======== Available data

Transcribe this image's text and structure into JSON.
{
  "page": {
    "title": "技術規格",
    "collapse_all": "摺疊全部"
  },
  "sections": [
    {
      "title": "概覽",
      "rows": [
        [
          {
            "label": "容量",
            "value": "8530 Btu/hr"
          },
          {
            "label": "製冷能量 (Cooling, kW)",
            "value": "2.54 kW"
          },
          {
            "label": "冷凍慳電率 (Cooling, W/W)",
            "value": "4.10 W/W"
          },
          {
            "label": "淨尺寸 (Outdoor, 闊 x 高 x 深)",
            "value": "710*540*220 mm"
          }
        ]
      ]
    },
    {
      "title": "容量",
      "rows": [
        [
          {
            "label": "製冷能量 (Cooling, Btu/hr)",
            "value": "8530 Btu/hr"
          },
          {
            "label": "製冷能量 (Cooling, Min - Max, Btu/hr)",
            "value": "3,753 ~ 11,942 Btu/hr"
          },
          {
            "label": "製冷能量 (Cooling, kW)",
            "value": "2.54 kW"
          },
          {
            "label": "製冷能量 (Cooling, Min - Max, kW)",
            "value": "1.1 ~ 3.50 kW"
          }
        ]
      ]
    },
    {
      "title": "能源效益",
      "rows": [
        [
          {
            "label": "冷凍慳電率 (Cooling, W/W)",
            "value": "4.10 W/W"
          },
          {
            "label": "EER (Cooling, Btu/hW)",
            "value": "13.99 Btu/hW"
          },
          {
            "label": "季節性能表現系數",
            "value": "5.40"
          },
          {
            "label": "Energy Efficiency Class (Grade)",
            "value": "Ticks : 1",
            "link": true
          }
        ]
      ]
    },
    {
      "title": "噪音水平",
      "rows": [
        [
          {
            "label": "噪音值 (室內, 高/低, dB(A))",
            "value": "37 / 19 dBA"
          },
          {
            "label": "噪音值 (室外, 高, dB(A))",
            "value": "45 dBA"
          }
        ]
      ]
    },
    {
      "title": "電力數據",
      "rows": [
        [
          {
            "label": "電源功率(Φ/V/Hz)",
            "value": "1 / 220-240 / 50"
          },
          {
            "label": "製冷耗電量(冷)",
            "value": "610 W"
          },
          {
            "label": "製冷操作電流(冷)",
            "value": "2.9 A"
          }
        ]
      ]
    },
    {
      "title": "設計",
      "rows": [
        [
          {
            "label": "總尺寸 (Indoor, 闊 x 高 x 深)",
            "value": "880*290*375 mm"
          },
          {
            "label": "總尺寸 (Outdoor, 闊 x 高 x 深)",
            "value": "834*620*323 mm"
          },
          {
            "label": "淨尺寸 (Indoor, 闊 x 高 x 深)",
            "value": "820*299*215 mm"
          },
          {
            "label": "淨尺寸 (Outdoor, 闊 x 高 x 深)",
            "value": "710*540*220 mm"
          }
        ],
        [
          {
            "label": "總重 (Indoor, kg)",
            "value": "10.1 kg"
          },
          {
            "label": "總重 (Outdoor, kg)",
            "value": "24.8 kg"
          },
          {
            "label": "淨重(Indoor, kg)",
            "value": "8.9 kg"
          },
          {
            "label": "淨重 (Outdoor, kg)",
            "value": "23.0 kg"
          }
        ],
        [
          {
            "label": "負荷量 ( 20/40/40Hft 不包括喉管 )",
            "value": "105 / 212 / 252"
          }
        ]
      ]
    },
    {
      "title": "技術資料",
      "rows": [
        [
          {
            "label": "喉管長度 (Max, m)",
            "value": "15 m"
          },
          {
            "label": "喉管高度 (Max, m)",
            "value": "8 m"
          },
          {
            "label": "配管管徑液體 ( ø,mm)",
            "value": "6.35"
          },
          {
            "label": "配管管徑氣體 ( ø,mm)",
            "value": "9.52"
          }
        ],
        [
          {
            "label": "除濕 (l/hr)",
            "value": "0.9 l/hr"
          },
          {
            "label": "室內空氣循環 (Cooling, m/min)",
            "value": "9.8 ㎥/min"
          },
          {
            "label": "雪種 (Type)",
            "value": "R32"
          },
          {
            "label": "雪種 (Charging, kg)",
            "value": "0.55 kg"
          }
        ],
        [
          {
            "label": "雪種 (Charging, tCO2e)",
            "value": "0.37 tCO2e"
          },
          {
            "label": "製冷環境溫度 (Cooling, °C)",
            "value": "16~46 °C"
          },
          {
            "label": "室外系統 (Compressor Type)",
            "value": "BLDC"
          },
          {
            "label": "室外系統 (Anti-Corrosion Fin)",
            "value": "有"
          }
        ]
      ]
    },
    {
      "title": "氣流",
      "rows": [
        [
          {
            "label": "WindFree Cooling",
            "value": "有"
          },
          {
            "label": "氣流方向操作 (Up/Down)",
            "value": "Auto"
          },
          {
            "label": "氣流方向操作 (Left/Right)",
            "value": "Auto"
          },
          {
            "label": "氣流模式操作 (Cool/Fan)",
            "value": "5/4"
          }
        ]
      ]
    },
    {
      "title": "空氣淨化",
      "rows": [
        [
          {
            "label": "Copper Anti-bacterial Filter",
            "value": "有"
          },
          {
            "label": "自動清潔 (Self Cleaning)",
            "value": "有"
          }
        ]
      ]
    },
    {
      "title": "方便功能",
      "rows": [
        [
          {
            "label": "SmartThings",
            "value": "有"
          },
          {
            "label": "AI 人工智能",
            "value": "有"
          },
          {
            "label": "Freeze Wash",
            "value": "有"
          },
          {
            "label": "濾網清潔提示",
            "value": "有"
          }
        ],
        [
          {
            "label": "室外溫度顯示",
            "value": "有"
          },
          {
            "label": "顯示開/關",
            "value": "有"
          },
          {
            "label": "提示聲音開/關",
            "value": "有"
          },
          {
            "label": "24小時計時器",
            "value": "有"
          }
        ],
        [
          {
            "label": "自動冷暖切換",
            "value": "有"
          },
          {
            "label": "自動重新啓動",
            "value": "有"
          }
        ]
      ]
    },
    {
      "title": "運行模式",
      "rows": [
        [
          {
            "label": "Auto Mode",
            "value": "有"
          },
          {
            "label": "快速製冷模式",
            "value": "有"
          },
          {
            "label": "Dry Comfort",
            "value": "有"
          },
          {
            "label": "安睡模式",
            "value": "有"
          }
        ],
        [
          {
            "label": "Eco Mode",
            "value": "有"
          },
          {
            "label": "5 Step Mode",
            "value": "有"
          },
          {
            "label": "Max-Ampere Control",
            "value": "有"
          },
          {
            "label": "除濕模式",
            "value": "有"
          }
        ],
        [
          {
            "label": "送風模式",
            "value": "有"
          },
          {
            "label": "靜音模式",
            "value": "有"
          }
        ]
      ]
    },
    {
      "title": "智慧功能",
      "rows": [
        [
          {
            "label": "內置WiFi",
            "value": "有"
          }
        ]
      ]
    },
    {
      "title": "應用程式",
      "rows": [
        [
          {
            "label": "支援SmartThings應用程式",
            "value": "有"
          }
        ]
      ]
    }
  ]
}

================

Aim of the exercise. Tally up the lines of the data above where the string "Indoor" appears, and give only the count.

Written answer. 4